**TASK TO CARRY OUT**.
Search the data for the word "Image" and copy every line where it occurs.

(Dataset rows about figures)
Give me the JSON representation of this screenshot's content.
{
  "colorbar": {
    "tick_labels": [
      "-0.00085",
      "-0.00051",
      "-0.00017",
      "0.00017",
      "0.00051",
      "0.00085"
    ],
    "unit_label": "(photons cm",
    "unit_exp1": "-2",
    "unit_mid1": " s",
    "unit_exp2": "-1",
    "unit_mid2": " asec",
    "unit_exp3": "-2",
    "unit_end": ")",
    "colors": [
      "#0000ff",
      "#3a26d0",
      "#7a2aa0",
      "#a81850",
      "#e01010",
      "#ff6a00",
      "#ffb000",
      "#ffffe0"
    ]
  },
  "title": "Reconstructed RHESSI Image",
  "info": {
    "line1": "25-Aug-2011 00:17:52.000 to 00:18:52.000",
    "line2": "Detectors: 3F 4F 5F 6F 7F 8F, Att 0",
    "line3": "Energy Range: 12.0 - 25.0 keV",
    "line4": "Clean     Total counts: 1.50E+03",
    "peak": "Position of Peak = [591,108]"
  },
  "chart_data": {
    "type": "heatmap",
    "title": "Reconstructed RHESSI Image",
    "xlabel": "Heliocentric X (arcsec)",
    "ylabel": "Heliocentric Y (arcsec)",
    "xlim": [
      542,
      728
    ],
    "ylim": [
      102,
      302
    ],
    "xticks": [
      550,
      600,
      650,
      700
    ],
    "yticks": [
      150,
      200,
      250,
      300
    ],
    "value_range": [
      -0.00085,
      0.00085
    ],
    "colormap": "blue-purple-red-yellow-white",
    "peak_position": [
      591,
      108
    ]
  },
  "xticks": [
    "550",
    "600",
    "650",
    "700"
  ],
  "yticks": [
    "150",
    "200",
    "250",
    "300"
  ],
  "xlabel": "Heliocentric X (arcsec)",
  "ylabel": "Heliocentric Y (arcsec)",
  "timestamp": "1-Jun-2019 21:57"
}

**RESPONSE**.
  "title": "Reconstructed RHESSI Image",
    "title": "Reconstructed RHESSI Image",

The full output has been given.